> **Text shown**
When is prejudice funny?

Is Letterman really allowed to make “senile-old-man” jokes at John McCain’s expense?

If David Letterman used crude anti-black stereotypes to make fun of Barack Obama, or crude misogynist stereotypes to make fun of Hillary Clinton &#8212 “Barack Obama looks like a guy who just figured out a sure-fire way to steal a watermelon,” or “Hillary Clinton looks like a nun who’s about to rap your knuckles with a ruler” &#8212 he’d be taking either a short involuntary vacation or early retirement.

So why is it OK for Letterman to use use old-man stereotypes &#8212 “John McCain looks like the kind of guy whose new denture adhesive allows him to eat corn on the cob” &#8212 to make fun of McCain ?

Yes, it’s important to be able to laugh about serious things, and yes, I find old-man jokes pretty funny, although &#8212 or perhaps because &#8212 I’m rapidly becoming one. But then, I have tenure. If I’d just been laid off and had to look for work, maybe I wouldn’t find the stereotypes so funny.

> **Task objective**
Can you repeat the post about Letterman's old-man jokes word for word, from "When is prejudice" to "of McCain ?"?

> **Information shown**
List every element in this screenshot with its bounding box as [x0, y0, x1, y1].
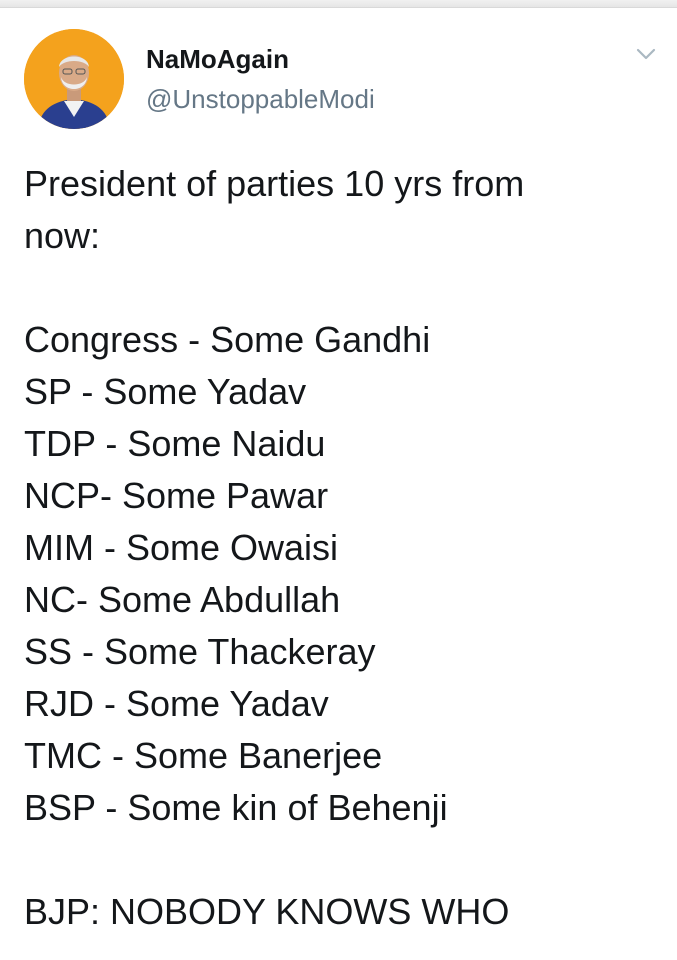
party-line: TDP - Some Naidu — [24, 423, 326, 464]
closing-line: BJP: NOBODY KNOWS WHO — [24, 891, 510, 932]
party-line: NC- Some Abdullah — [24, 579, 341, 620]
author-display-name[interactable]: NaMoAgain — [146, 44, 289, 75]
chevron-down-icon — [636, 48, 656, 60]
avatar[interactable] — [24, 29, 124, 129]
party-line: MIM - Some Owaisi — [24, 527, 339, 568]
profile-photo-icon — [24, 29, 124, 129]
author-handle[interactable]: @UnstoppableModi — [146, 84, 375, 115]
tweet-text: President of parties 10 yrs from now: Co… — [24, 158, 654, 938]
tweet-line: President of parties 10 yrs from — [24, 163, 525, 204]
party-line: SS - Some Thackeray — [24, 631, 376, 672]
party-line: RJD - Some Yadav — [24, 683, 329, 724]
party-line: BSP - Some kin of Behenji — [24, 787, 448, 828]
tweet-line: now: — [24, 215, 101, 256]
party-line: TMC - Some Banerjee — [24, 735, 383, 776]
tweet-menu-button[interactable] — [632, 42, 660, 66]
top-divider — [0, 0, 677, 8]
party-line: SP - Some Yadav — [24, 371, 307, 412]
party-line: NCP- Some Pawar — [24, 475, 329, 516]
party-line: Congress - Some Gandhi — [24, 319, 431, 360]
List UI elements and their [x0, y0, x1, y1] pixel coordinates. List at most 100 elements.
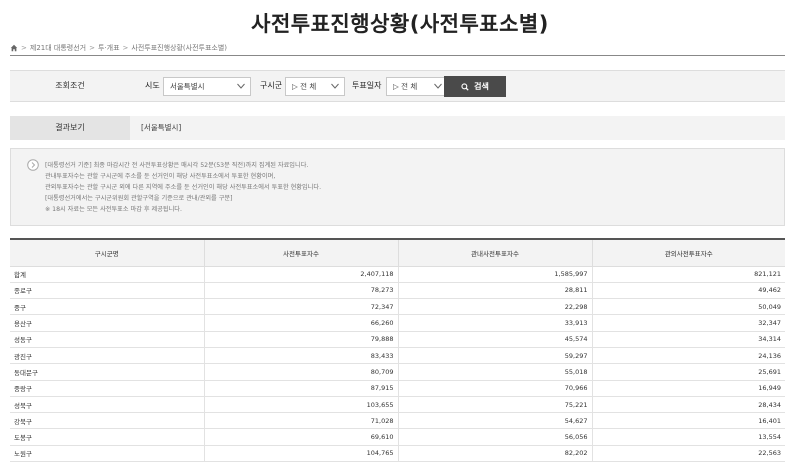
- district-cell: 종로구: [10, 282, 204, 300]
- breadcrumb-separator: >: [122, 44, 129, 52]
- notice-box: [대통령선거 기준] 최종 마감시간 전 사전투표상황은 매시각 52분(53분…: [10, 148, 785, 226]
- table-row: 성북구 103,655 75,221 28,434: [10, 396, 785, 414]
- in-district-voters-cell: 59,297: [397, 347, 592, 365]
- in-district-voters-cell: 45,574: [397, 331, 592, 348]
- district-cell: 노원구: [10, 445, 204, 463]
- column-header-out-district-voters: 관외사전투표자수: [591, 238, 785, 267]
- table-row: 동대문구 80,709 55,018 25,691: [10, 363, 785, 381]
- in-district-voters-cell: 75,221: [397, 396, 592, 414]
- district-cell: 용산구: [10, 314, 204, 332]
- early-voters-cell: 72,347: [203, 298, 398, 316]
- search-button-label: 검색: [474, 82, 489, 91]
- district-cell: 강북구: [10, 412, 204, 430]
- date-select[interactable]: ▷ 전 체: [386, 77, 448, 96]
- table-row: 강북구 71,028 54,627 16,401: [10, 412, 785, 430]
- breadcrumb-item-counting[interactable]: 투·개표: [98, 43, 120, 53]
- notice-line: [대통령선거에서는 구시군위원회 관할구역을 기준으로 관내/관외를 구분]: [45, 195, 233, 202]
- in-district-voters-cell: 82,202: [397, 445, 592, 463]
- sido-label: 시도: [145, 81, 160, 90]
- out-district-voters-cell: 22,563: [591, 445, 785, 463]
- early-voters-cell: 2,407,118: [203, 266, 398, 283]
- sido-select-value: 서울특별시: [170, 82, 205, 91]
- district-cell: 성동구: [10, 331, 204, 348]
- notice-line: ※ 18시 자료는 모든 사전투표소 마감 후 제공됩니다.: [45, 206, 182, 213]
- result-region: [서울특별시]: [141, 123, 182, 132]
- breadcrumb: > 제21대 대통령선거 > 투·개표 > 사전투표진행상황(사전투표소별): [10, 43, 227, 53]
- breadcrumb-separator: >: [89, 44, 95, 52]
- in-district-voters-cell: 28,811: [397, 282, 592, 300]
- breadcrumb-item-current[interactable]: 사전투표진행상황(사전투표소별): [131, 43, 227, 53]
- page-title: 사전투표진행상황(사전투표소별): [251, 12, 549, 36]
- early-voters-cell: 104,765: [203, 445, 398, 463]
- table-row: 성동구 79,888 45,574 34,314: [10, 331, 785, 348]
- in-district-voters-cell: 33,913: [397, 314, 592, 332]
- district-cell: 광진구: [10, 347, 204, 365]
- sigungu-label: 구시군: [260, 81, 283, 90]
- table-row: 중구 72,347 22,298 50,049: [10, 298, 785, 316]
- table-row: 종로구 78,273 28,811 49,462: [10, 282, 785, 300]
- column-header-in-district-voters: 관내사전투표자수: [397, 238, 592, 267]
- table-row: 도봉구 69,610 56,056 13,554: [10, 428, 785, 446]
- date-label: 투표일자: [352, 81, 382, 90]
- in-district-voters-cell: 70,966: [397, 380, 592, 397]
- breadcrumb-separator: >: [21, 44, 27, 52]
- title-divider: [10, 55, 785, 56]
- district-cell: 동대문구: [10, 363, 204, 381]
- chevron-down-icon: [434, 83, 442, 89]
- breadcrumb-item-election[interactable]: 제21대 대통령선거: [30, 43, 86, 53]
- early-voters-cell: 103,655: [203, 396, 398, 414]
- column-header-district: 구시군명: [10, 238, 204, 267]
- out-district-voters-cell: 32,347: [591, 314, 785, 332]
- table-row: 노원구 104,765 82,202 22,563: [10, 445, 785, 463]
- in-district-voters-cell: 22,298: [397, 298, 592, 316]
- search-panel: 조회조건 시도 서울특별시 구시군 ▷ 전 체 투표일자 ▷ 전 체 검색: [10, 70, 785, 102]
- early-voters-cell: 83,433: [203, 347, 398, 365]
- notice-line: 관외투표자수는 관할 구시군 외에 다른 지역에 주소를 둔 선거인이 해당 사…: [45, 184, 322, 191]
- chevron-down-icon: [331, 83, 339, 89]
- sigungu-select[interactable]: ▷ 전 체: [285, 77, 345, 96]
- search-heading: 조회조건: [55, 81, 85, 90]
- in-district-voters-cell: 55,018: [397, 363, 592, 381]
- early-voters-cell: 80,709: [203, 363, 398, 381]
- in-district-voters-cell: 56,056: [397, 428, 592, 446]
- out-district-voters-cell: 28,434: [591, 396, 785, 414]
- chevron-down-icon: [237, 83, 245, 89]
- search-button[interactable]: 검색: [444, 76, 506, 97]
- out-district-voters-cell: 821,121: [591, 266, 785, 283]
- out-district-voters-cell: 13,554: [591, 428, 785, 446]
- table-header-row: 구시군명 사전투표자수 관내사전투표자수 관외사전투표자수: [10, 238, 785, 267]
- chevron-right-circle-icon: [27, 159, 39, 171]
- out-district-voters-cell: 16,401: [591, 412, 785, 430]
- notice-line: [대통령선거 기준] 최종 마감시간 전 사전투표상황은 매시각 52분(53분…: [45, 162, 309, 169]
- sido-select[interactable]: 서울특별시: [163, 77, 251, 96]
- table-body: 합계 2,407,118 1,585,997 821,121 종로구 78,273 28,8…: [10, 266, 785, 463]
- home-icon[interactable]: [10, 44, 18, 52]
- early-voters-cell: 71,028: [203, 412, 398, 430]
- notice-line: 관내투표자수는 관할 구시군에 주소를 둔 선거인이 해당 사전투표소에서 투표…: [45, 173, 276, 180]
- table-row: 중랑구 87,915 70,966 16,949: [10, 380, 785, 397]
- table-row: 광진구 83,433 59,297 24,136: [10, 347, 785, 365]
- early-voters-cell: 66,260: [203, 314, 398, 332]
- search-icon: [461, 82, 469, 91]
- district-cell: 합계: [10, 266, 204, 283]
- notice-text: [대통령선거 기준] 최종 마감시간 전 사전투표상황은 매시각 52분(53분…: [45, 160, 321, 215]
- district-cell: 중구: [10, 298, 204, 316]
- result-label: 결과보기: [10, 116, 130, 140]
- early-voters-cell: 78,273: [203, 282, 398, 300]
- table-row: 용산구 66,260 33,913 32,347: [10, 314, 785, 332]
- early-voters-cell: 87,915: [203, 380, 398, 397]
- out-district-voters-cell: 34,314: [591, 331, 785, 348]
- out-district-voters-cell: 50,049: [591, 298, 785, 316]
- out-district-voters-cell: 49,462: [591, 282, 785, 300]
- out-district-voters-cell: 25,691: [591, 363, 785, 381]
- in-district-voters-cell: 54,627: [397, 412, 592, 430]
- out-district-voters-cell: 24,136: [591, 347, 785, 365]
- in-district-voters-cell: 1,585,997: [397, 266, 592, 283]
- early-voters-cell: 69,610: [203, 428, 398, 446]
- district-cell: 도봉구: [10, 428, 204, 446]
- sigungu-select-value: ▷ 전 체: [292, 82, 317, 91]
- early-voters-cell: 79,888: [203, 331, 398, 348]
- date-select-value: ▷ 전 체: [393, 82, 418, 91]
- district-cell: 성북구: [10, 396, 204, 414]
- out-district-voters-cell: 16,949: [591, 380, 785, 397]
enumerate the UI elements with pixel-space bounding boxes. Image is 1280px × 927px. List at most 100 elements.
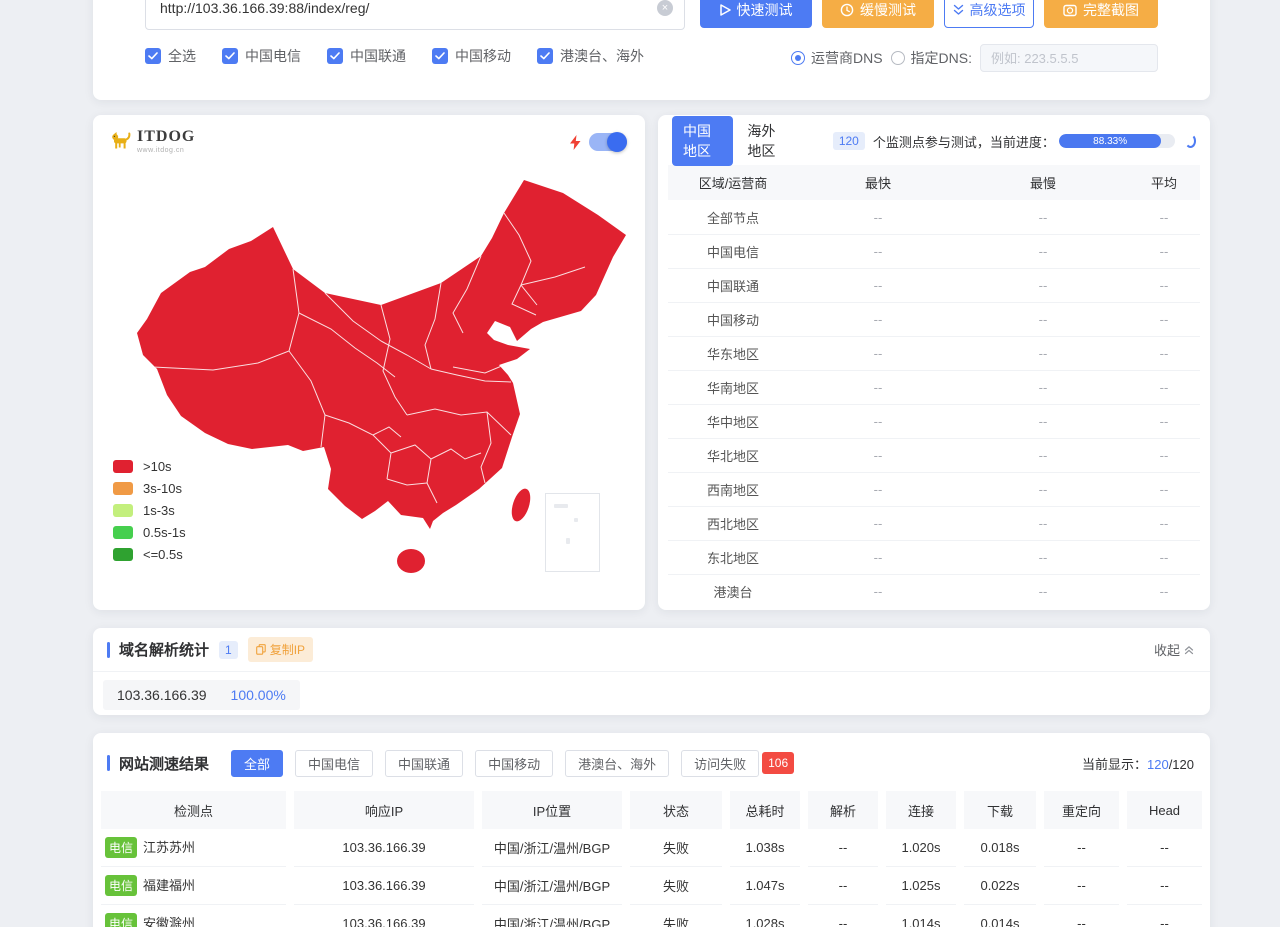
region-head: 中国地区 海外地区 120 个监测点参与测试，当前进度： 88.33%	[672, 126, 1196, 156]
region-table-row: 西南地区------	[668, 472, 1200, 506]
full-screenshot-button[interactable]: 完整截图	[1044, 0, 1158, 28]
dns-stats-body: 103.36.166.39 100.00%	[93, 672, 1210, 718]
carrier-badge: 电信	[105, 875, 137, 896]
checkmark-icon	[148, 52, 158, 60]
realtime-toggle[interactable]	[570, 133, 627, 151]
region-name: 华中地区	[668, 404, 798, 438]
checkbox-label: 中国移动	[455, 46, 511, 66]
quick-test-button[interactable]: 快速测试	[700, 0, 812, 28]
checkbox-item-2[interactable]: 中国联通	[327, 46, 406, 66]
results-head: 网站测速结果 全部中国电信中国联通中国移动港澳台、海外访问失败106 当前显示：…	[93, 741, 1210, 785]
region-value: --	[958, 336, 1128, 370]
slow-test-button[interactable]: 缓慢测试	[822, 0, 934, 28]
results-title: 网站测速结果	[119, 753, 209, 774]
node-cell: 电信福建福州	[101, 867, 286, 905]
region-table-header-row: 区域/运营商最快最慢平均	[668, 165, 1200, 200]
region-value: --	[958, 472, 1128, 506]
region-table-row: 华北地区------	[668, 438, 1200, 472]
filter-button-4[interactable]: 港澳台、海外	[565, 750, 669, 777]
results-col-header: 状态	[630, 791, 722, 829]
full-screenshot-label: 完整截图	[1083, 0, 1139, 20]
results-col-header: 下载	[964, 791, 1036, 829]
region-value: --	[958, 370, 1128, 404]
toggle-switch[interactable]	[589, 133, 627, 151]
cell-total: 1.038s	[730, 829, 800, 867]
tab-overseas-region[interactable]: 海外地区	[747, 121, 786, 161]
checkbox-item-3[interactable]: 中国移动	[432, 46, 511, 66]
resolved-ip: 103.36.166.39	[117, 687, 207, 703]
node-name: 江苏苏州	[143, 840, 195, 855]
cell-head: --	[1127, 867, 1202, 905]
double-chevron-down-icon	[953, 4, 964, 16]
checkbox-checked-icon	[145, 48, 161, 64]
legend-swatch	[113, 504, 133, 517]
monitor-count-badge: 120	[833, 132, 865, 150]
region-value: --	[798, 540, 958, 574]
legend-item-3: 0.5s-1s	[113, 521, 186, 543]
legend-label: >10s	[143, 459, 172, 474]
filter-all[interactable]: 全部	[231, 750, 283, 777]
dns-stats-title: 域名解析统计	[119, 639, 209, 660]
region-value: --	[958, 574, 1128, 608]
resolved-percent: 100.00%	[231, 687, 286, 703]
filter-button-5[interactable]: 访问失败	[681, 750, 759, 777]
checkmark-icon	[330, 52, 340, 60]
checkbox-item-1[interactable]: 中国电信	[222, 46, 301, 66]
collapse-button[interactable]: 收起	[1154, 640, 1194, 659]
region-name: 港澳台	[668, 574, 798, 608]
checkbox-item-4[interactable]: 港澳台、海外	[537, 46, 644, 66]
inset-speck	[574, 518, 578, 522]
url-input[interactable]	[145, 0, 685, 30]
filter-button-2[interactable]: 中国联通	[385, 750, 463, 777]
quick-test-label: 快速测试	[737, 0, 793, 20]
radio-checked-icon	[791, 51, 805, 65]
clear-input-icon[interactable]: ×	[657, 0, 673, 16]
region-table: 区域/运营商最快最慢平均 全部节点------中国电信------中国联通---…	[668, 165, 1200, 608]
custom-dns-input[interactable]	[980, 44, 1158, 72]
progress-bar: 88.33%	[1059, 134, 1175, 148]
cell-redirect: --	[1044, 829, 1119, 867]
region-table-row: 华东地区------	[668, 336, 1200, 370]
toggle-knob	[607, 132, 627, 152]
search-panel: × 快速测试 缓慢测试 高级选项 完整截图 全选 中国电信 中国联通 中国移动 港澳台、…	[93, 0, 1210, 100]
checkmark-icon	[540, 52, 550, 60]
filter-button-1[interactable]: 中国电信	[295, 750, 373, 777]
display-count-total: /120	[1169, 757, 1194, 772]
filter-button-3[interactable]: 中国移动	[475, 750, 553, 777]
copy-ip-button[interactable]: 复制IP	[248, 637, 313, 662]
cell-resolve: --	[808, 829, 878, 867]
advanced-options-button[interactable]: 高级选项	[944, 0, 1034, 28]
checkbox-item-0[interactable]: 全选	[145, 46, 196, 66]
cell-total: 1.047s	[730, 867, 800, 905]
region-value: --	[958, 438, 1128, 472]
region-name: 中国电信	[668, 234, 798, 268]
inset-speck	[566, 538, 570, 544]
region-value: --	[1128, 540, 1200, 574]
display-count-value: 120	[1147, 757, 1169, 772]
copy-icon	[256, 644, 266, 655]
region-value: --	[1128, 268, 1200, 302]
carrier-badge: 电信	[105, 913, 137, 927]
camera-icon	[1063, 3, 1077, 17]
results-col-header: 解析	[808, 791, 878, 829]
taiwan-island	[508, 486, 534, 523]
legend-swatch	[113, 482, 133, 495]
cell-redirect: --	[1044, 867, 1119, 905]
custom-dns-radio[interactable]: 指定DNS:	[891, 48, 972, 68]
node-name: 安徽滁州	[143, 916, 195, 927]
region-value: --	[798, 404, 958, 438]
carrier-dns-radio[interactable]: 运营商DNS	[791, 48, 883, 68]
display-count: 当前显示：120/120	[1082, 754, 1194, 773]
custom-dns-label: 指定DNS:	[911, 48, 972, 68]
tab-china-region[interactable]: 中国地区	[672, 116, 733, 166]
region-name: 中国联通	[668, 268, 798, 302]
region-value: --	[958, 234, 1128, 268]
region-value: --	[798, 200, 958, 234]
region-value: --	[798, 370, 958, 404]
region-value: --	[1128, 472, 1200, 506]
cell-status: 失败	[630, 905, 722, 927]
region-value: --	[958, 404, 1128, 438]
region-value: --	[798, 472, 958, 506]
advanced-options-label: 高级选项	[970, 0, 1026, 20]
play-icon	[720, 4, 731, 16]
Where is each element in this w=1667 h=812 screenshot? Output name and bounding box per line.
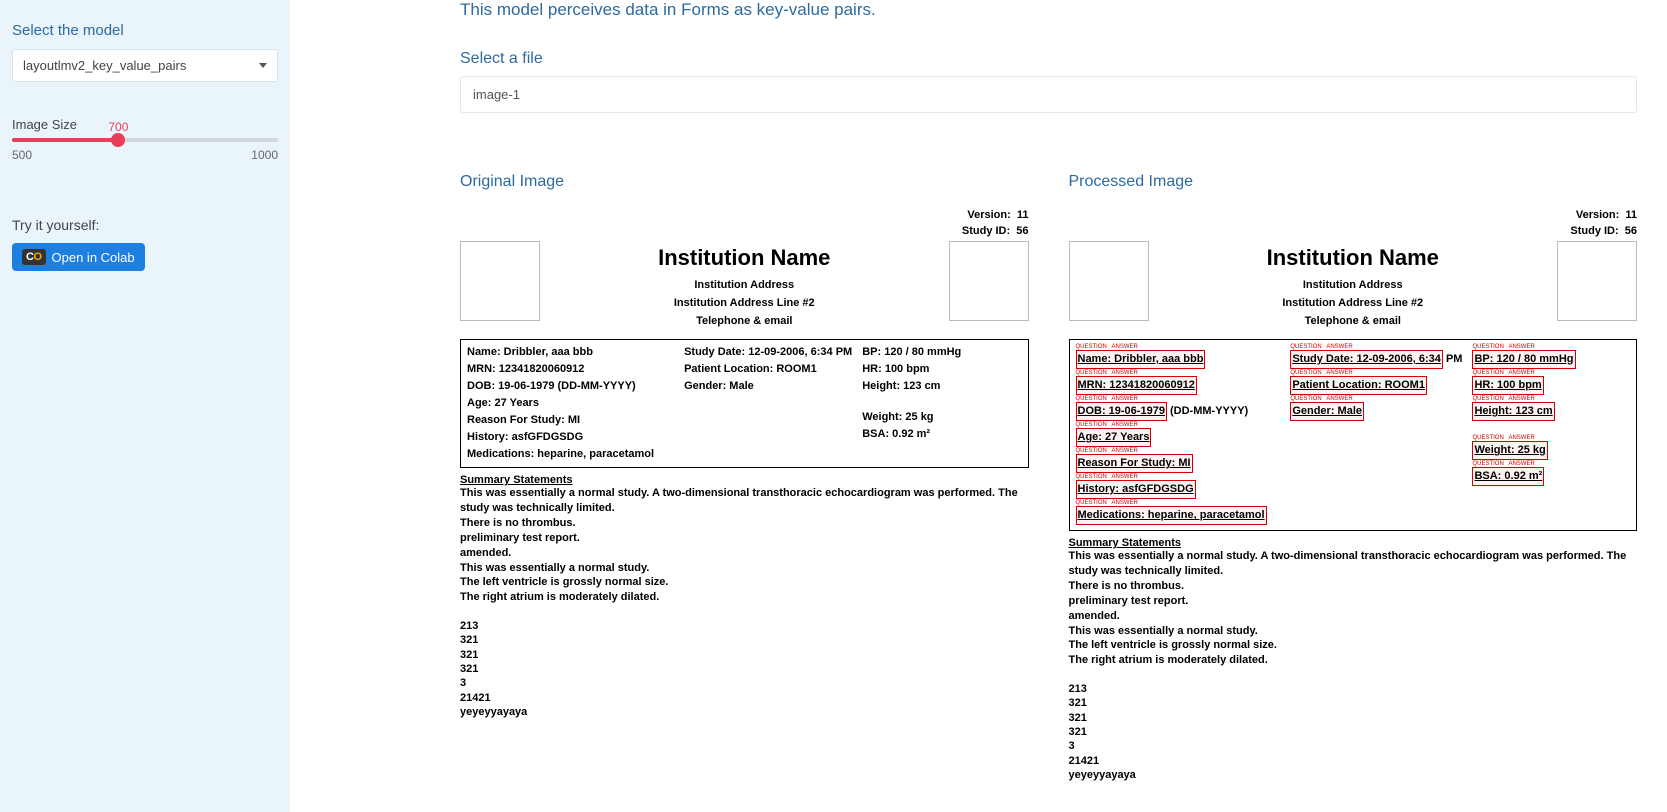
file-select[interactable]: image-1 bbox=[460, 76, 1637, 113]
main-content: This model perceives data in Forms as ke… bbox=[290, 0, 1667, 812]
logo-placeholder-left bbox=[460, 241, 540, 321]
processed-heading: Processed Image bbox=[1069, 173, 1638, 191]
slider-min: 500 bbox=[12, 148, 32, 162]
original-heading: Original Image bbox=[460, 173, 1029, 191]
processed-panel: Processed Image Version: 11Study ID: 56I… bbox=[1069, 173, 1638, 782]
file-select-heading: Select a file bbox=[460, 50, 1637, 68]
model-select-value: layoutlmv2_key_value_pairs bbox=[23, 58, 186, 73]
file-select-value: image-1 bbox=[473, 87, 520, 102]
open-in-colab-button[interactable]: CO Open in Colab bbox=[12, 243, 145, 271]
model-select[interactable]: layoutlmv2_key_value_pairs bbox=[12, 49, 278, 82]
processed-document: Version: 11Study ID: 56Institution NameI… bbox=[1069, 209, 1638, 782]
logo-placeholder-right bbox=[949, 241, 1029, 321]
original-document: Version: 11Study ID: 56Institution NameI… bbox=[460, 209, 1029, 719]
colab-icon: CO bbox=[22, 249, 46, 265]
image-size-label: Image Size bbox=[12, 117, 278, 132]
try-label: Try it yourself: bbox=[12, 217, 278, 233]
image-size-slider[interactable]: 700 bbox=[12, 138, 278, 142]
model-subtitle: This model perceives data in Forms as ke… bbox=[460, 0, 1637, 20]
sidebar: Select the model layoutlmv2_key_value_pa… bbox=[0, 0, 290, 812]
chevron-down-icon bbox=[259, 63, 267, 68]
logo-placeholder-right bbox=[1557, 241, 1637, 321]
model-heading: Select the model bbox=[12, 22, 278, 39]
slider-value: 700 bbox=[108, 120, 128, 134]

> **Response**
When is prejudice funny?

Is Letterman really allowed to make “senile-old-man” jokes at John McCain’s expense?

If David Letterman used crude anti-black stereotypes to make fun of Barack Obama, or crude misogynist stereotypes to make fun of Hillary Clinton &#8212 “Barack Obama looks like a guy who just figured out a sure-fire way to steal a watermelon,” or “Hillary Clinton looks like a nun who’s about to rap your knuckles with a ruler” &#8212 he’d be taking either a short involuntary vacation or early retirement.

So why is it OK for Letterman to use use old-man stereotypes &#8212 “John McCain looks like the kind of guy whose new denture adhesive allows him to eat corn on the cob” &#8212 to make fun of McCain ?